> _Document extract_
########

Second, the components of z are summed using a divide-and-conquer algorithm in which every two components are added together, and then every two of those sums are added together, and so on until one value remains. This completes in O(log n), whereas the standard algorithm of adding the numbers one at a time to a running total takes O(n).
Hardware note: On systems with dedicated graphics cards, offloading a loop or comprehension to a GPU should only be done if all the steps of shuttling the data to the GPU, computing the result, and shuttling it back to the CPU are faster or more energy-efficient than just doing the whole calculation on the CPU. Systems with integrated graphics (and shared GPU memory) are better in this regard, because GPU math will always be faster than CPU math — sorry, pro gamers!
Bit slicing
Another feature I’d like to include in Sylph is slicing numbers the same way you’d slice a list or string in Python. eevee writes:
I note that a lot of the use of bitwise operators (even in C) is for packing and unpacking bits into and out of a number. That’s ridiculous. You wouldn’t store a struct in a single huge integer and pluck parts out of it with bit ops; why do we tolerate doing that when the fields happen to be smaller than a byte? There should definitely be some kind of language support for this. We’re doing manual bit math just to feed the results to a compiler in 2015!
The syntax will resemble Python slice notation for lists and strings, except that instead of counting from left to right, we count from right to left — so index 0 is the units bit, index 1 is the 2's bit, index 2 is the 4's bit, ad infinitum. For example, rather than writing n & 0xFF to pull out the lowest byte, we write n[0:8]. Instead of n & 0xFF00 >> 8, we write n[8:16].
These are simple examples. Those of you who are expert bit-pluckers are probably going like, meh, it’s not that hard to pull out consecutive bits with bitwise operators. But what if you want non-consecutive bits, or you want to reverse their order? As in Python, the third parameter of the bit slice (after a second colon) is how many places you jump to the left when plucking out bits. So doing [0:16:2] on 01010101 01010101 gives us 11111111. If it’s negative, you jump that many places to the right. So doing [0:16:-1] on 01010101 01010101 gives us 10101010 10101010.
The bit slice is useful for the Cooley–Tukey FFT algorithm, in which the first step is rearranging the elements of the array so that the index of each element becomes bit-reversed. We can write:
// In my previous post, I defined vector(n) as a list of n numbers.

########

> _Tasks for this exercise_
a) In the Sylph write-up, write out the stretch that begins at the words "These are simple" and stops after "us 10101010 10101010.".
b) Pick up the Sylph write-up after its last line and write what comes next.
The material after this point comes from a separate source.

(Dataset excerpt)
########

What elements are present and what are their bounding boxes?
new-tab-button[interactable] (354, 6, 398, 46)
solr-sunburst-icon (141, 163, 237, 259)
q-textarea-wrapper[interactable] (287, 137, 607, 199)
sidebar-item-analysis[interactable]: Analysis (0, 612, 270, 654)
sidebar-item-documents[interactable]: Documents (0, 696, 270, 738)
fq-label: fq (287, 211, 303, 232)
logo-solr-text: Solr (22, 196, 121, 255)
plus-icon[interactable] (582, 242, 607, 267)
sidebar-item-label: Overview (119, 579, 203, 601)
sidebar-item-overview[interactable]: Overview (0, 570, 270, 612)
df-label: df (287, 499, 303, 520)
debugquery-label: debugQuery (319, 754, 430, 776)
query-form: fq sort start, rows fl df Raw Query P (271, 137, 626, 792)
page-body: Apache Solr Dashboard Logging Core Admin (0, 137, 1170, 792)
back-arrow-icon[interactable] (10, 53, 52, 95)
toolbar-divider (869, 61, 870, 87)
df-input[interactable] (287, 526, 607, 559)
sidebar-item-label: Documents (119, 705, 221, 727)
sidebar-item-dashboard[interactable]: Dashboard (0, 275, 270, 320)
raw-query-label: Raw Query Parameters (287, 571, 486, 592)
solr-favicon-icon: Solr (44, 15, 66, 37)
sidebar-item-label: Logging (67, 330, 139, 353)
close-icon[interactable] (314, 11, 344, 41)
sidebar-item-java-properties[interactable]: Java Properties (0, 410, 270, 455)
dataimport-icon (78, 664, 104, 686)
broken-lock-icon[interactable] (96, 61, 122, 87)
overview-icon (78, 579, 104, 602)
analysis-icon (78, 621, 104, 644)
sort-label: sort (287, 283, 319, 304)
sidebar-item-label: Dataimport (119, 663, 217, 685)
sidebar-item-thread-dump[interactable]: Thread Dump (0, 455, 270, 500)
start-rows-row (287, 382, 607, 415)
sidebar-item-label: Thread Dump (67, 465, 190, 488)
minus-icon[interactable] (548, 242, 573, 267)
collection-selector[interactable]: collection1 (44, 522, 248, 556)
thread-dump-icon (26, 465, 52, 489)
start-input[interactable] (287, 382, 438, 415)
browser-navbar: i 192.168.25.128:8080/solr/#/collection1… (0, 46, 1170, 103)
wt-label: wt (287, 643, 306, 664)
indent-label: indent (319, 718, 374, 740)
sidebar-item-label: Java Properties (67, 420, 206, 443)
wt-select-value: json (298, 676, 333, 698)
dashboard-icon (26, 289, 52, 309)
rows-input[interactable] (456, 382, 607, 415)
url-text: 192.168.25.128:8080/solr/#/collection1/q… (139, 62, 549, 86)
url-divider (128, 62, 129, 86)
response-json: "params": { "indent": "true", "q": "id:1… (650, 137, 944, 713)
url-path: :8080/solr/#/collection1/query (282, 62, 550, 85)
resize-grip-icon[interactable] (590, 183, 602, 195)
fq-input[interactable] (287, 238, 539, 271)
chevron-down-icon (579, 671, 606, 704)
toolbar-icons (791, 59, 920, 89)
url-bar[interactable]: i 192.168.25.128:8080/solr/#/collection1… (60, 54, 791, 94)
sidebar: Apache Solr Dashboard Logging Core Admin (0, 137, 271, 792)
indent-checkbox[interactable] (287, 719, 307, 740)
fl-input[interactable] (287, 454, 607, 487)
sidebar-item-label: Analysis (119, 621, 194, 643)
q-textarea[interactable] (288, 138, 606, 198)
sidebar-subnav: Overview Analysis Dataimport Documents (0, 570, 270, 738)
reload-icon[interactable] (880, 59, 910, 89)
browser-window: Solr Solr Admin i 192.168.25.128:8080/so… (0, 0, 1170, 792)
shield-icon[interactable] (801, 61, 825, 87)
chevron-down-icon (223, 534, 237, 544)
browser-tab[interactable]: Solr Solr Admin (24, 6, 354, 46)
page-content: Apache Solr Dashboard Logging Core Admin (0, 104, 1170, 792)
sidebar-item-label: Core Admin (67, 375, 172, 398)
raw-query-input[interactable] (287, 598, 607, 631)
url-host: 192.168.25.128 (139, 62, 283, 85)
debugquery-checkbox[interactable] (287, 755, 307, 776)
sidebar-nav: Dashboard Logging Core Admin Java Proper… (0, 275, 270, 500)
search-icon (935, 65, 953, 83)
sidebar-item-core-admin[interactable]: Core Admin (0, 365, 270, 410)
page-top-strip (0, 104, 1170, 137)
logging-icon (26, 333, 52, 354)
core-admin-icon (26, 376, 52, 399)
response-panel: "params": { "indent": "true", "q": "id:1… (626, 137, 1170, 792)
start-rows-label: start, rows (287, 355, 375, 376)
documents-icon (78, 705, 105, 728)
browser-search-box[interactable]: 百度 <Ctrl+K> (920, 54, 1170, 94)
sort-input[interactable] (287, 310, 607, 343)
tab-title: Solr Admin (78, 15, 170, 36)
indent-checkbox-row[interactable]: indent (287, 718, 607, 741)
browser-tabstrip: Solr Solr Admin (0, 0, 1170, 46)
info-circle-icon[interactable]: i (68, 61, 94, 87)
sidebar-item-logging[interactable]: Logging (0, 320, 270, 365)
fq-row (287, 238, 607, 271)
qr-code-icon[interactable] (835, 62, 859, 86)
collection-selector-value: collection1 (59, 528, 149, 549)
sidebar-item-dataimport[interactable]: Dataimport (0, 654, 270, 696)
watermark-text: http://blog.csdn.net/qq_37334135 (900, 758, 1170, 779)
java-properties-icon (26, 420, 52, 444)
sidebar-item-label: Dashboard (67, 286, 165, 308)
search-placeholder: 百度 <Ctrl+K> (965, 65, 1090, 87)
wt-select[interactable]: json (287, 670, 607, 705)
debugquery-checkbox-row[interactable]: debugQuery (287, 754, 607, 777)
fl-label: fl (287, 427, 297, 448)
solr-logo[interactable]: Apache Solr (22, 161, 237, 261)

########

> _In response_
a)
These are simple examples. Those of you who are expert bit-pluckers are probably going like, meh, it’s not that hard to pull out consecutive bits with bitwise operators. But what if you want non-consecutive bits, or you want to reverse their order? As in Python, the third parameter of the bit slice (after a second colon) is how many places you jump to the left when plucking out bits. So doing [0:16:2] on 01010101 01010101 gives us 11111111. If it’s negative, you jump that many places to the right. So doing [0:16:-1] on 01010101 01010101 gives us 10101010 10101010.

b)
def bitReversal(X:vector(n)):
for k in range(n/2):
swap(k)
// Nested helper function!
def swap(i):
j = i[::-1]
tmp = X[i]
X[i] = X[j]
X[j] = tmp
(I haven’t studied the FFT, but I’m dimly aware that the bit-reversal permutation is involved. I did study the DCT, though.)
I might also extend the bit slice to floating point numbers, where negative indices represent the 1/2's, 1/4's, 1/8's, 1/16's, etc.
Also, if any of the numbers in the expression n[i:j:k] are omitted, the default values should be i = 0, j is the index of the highest bit, and k = 1.
I also want operators for the number of ‘on’ bits, the number of ‘off’ bits, and the number of significant bits (bits between the lowest and highest ‘on’ bits, inclusive).
eevee also wants to get rid of the legacy & | ^ ~ entirely, partly because they’re rarely used (and when they are, they don’t work like they do in C) and partly to free up space on the keyboard for more sophisticated stuff, like | for Unix terminal–style list comprehensions. I already use the ~ instead for lambdas — why not also use |x| for absolute value, n! for factorial, p | q for divisibility (or equivalently, Perl 6's q %% p), ^@ etc. for the control characters, etc? I’m tempted to add the bit ops back in, but they’d have to be defined in such a way that they always work, even on floats… ehhhhh…
More logical operators
We should have logical operators for conditionals and biconditionals, as well as modules that overload the logic ops for fuzzy logic and logic graphs. As with Python’s and or not, these will be keywords, and the syntax will look something like one of these:
// These are all equivalent
if p then q
only if q then p
p only if q
q if p// These are biconditionals
p if and only if q
p iff q
p == q
// tempting...
not (p xor q)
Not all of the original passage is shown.